_GIVEN EXERCISE_: Keep the wording of each record exactly the same when you repeat it, and leave out pictures.

----- DATA FOR THIS EXERCISE -----

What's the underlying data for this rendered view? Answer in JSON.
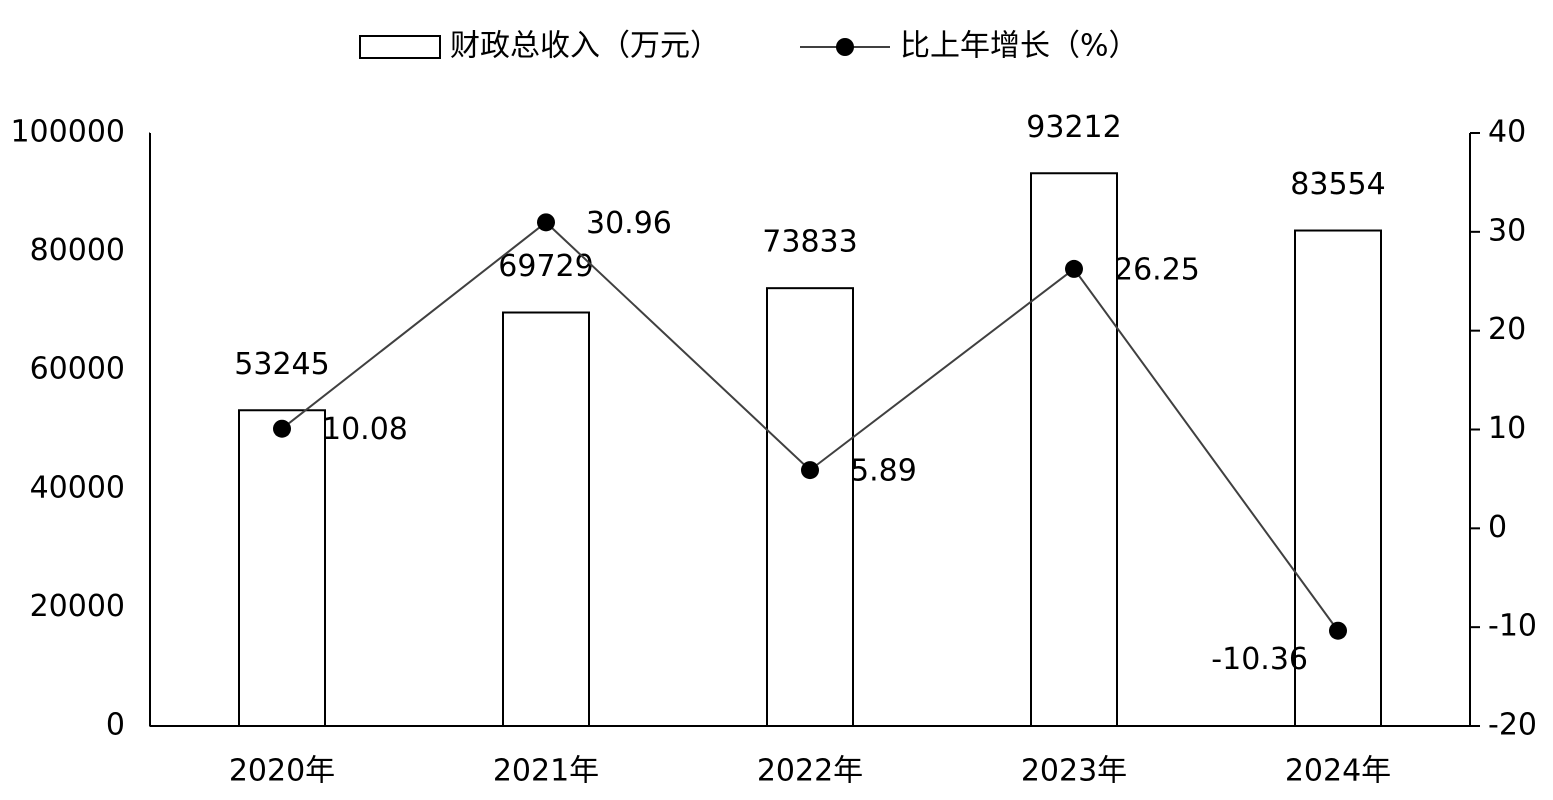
{
  "chart_data": {
    "type": "bar",
    "categories": [
      "2020年",
      "2021年",
      "2022年",
      "2023年",
      "2024年"
    ],
    "series": [
      {
        "name": "财政总收入（万元）",
        "type": "bar",
        "color": "#ffffff",
        "values": [
          53245,
          69729,
          73833,
          93212,
          83554
        ]
      },
      {
        "name": "比上年增长（%）",
        "type": "line",
        "axis": "y2",
        "color": "#404040",
        "values": [
          10.08,
          30.96,
          5.89,
          26.25,
          -10.36
        ]
      }
    ],
    "ylim": [
      0,
      100000
    ],
    "yticks": [
      0,
      20000,
      40000,
      60000,
      80000,
      100000
    ],
    "y2lim": [
      -20,
      40
    ],
    "y2ticks": [
      -20,
      -10,
      0,
      10,
      20,
      30,
      40
    ],
    "legend": "top"
  }
}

-----

_WRITTEN ANSWER_:
What's the underlying data for this rendered view? Answer in JSON.
{
  "chart_data": {
    "type": "bar",
    "categories": [
      "2020年",
      "2021年",
      "2022年",
      "2023年",
      "2024年"
    ],
    "series": [
      {
        "name": "财政总收入（万元）",
        "type": "bar",
        "color": "#ffffff",
        "values": [
          53245,
          69729,
          73833,
          93212,
          83554
        ]
      },
      {
        "name": "比上年增长（%）",
        "type": "line",
        "axis": "y2",
        "color": "#404040",
        "values": [
          10.08,
          30.96,
          5.89,
          26.25,
          -10.36
        ]
      }
    ],
    "ylim": [
      0,
      100000
    ],
    "yticks": [
      0,
      20000,
      40000,
      60000,
      80000,
      100000
    ],
    "y2lim": [
      -20,
      40
    ],
    "y2ticks": [
      -20,
      -10,
      0,
      10,
      20,
      30,
      40
    ],
    "legend": "top"
  }
}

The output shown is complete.